▸ **Your goal**
Output each line exactly as it appears, skipping any embedded picture.

+ + + + +

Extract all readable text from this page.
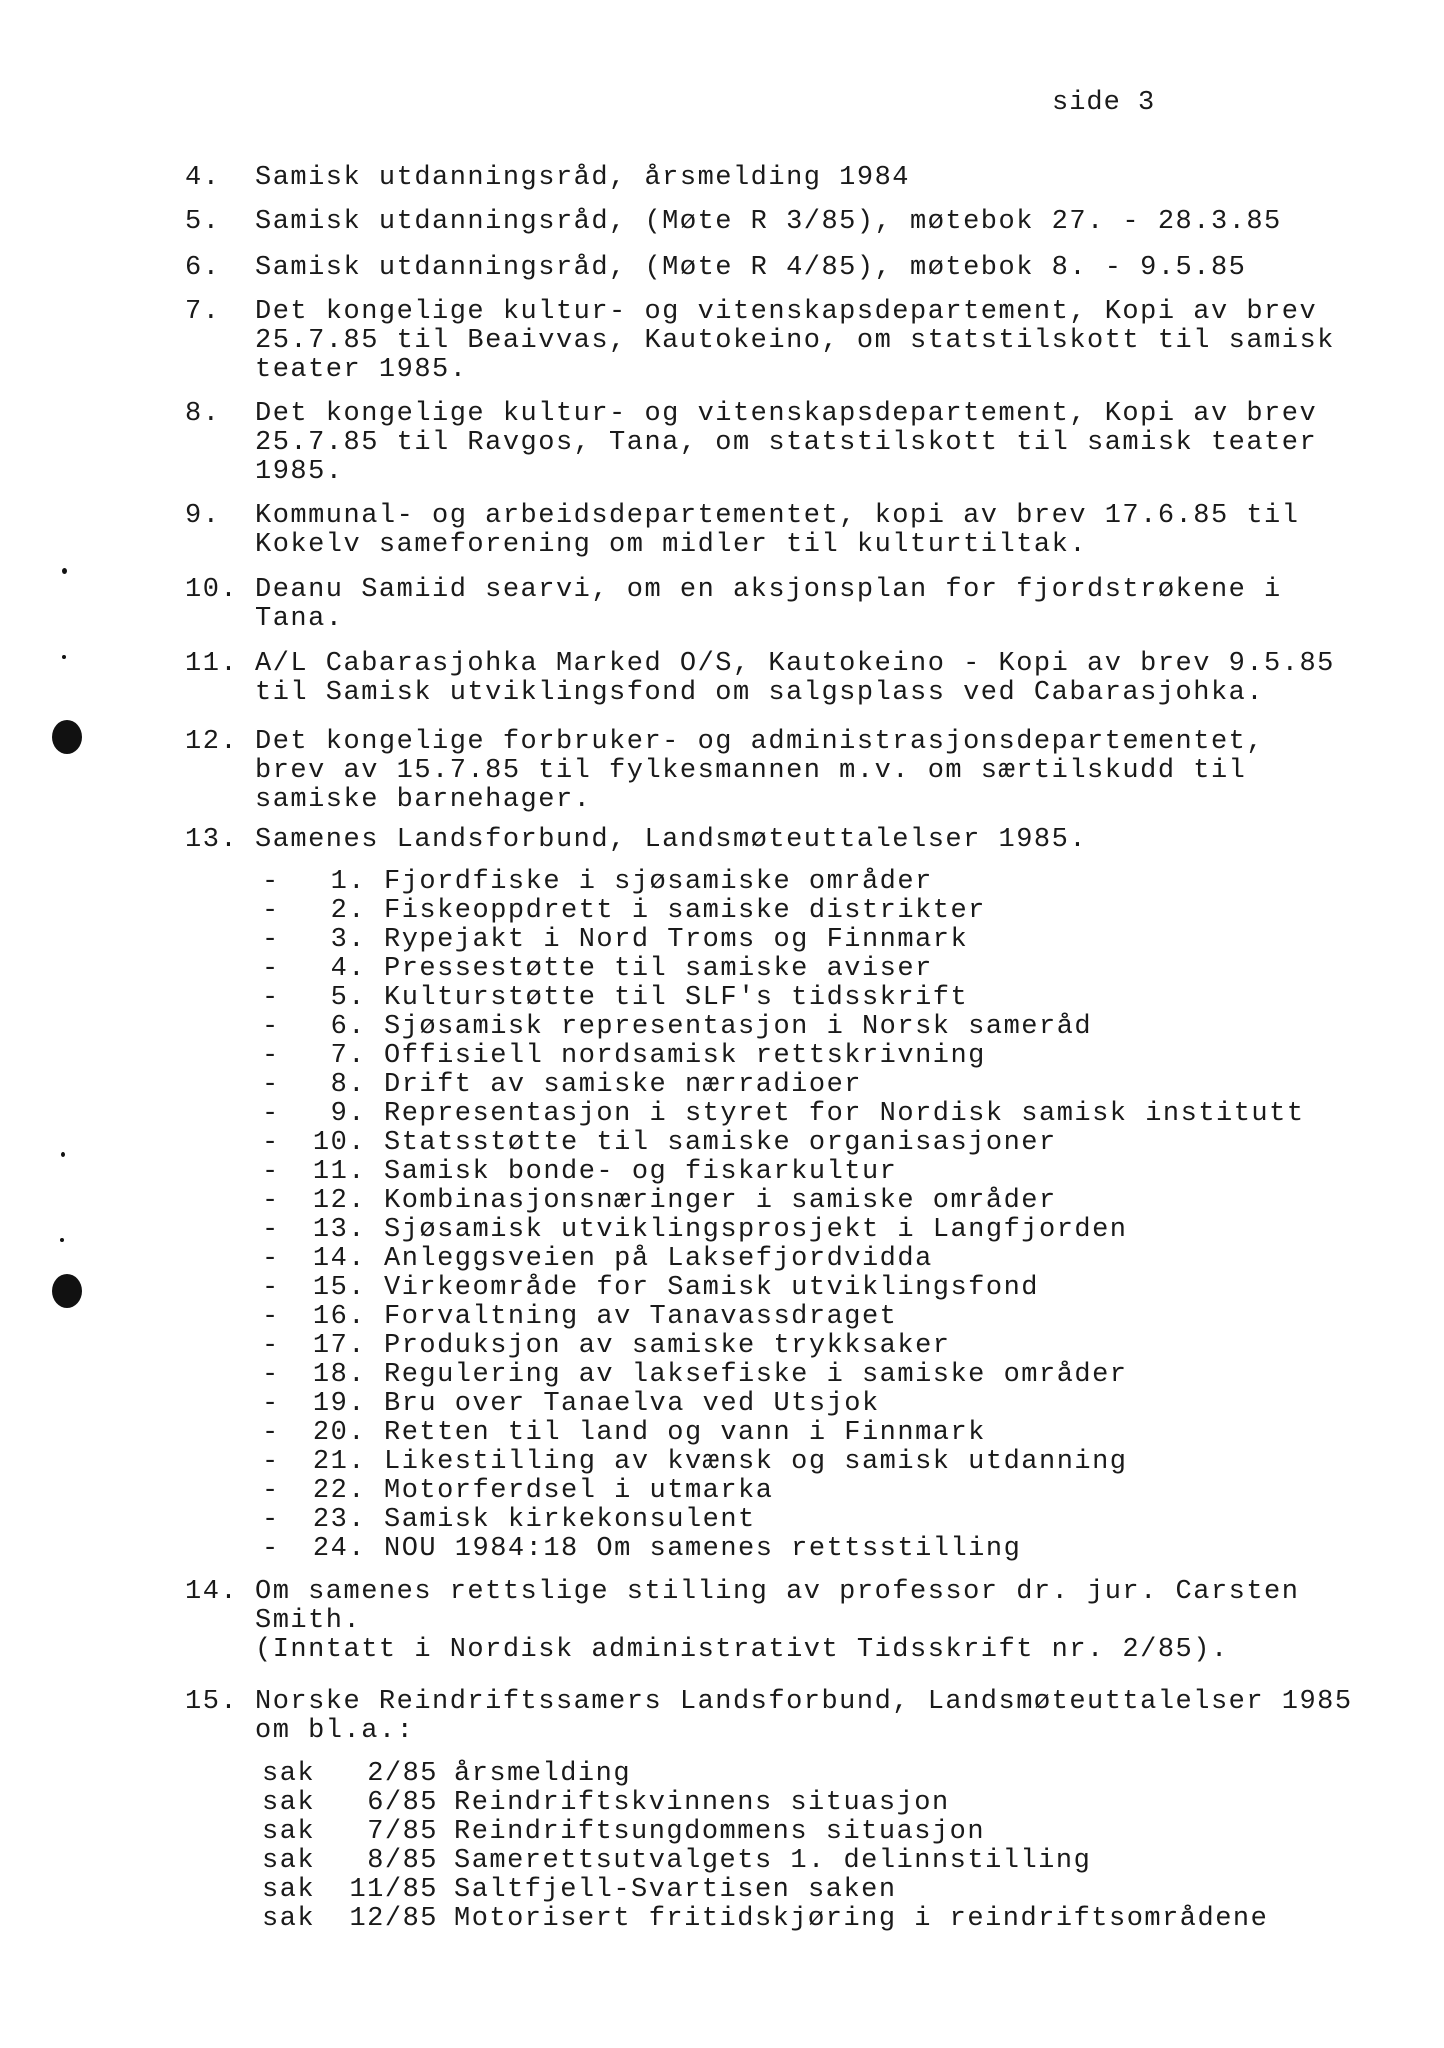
side 3
4. Samisk utdanningsråd, årsmelding 1984
5. Samisk utdanningsråd, (Møte R 3/85), møtebok 27. - 28.3.85
6. Samisk utdanningsråd, (Møte R 4/85), møtebok 8. - 9.5.85
7. Det kongelige kultur- og vitenskapsdepartement, Kopi av brev
25.7.85 til Beaivvas, Kautokeino, om statstilskott til samisk
teater 1985.
8. Det kongelige kultur- og vitenskapsdepartement, Kopi av brev
25.7.85 til Ravgos, Tana, om statstilskott til samisk teater
1985.
9. Kommunal- og arbeidsdepartementet, kopi av brev 17.6.85 til
Kokelv sameforening om midler til kulturtiltak.
10. Deanu Samiid searvi, om en aksjonsplan for fjordstrøkene i
Tana.
11. A/L Cabarasjohka Marked O/S, Kautokeino - Kopi av brev 9.5.85
til Samisk utviklingsfond om salgsplass ved Cabarasjohka.
12. Det kongelige forbruker- og administrasjonsdepartementet,
brev av 15.7.85 til fylkesmannen m.v. om særtilskudd til
samiske barnehager.
13. Samenes Landsforbund, Landsmøteuttalelser 1985.
14. Om samenes rettslige stilling av professor dr. jur. Carsten
Smith.
(Inntatt i Nordisk administrativt Tidsskrift nr. 2/85).
15. Norske Reindriftssamers Landsforbund, Landsmøteuttalelser 1985
om bl.a.:
- 1. Fjordfiske i sjøsamiske områder
- 2. Fiskeoppdrett i samiske distrikter
- 3. Rypejakt i Nord Troms og Finnmark
- 4. Pressestøtte til samiske aviser
- 5. Kulturstøtte til SLF's tidsskrift
- 6. Sjøsamisk representasjon i Norsk sameråd
- 7. Offisiell nordsamisk rettskrivning
- 8. Drift av samiske nærradioer
- 9. Representasjon i styret for Nordisk samisk institutt
- 10. Statsstøtte til samiske organisasjoner
- 11. Samisk bonde- og fiskarkultur
- 12. Kombinasjonsnæringer i samiske områder
- 13. Sjøsamisk utviklingsprosjekt i Langfjorden
- 14. Anleggsveien på Laksefjordvidda
- 15. Virkeområde for Samisk utviklingsfond
- 16. Forvaltning av Tanavassdraget
- 17. Produksjon av samiske trykksaker
- 18. Regulering av laksefiske i samiske områder
- 19. Bru over Tanaelva ved Utsjok
- 20. Retten til land og vann i Finnmark
- 21. Likestilling av kvænsk og samisk utdanning
- 22. Motorferdsel i utmarka
- 23. Samisk kirkekonsulent
- 24. NOU 1984:18 Om samenes rettsstilling
sak 2/85 årsmelding
sak 6/85 Reindriftskvinnens situasjon
sak 7/85 Reindriftsungdommens situasjon
sak 8/85 Samerettsutvalgets 1. delinnstilling
sak 11/85 Saltfjell-Svartisen saken
sak 12/85 Motorisert fritidskjøring i reindriftsområdene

+ + + + +

▸ **Reply to the task**
Extract all readable text from this page.
side 3
4. Samisk utdanningsråd, årsmelding 1984
5. Samisk utdanningsråd, (Møte R 3/85), møtebok 27. - 28.3.85
6. Samisk utdanningsråd, (Møte R 4/85), møtebok 8. - 9.5.85
7. Det kongelige kultur- og vitenskapsdepartement, Kopi av brev
25.7.85 til Beaivvas, Kautokeino, om statstilskott til samisk
teater 1985.
8. Det kongelige kultur- og vitenskapsdepartement, Kopi av brev
25.7.85 til Ravgos, Tana, om statstilskott til samisk teater
1985.
9. Kommunal- og arbeidsdepartementet, kopi av brev 17.6.85 til
Kokelv sameforening om midler til kulturtiltak.
10. Deanu Samiid searvi, om en aksjonsplan for fjordstrøkene i
Tana.
11. A/L Cabarasjohka Marked O/S, Kautokeino - Kopi av brev 9.5.85
til Samisk utviklingsfond om salgsplass ved Cabarasjohka.
12. Det kongelige forbruker- og administrasjonsdepartementet,
brev av 15.7.85 til fylkesmannen m.v. om særtilskudd til
samiske barnehager.
13. Samenes Landsforbund, Landsmøteuttalelser 1985.
14. Om samenes rettslige stilling av professor dr. jur. Carsten
Smith.
(Inntatt i Nordisk administrativt Tidsskrift nr. 2/85).
15. Norske Reindriftssamers Landsforbund, Landsmøteuttalelser 1985
om bl.a.:
- 1. Fjordfiske i sjøsamiske områder
- 2. Fiskeoppdrett i samiske distrikter
- 3. Rypejakt i Nord Troms og Finnmark
- 4. Pressestøtte til samiske aviser
- 5. Kulturstøtte til SLF's tidsskrift
- 6. Sjøsamisk representasjon i Norsk sameråd
- 7. Offisiell nordsamisk rettskrivning
- 8. Drift av samiske nærradioer
- 9. Representasjon i styret for Nordisk samisk institutt
- 10. Statsstøtte til samiske organisasjoner
- 11. Samisk bonde- og fiskarkultur
- 12. Kombinasjonsnæringer i samiske områder
- 13. Sjøsamisk utviklingsprosjekt i Langfjorden
- 14. Anleggsveien på Laksefjordvidda
- 15. Virkeområde for Samisk utviklingsfond
- 16. Forvaltning av Tanavassdraget
- 17. Produksjon av samiske trykksaker
- 18. Regulering av laksefiske i samiske områder
- 19. Bru over Tanaelva ved Utsjok
- 20. Retten til land og vann i Finnmark
- 21. Likestilling av kvænsk og samisk utdanning
- 22. Motorferdsel i utmarka
- 23. Samisk kirkekonsulent
- 24. NOU 1984:18 Om samenes rettsstilling
sak 2/85 årsmelding
sak 6/85 Reindriftskvinnens situasjon
sak 7/85 Reindriftsungdommens situasjon
sak 8/85 Samerettsutvalgets 1. delinnstilling
sak 11/85 Saltfjell-Svartisen saken
sak 12/85 Motorisert fritidskjøring i reindriftsområdene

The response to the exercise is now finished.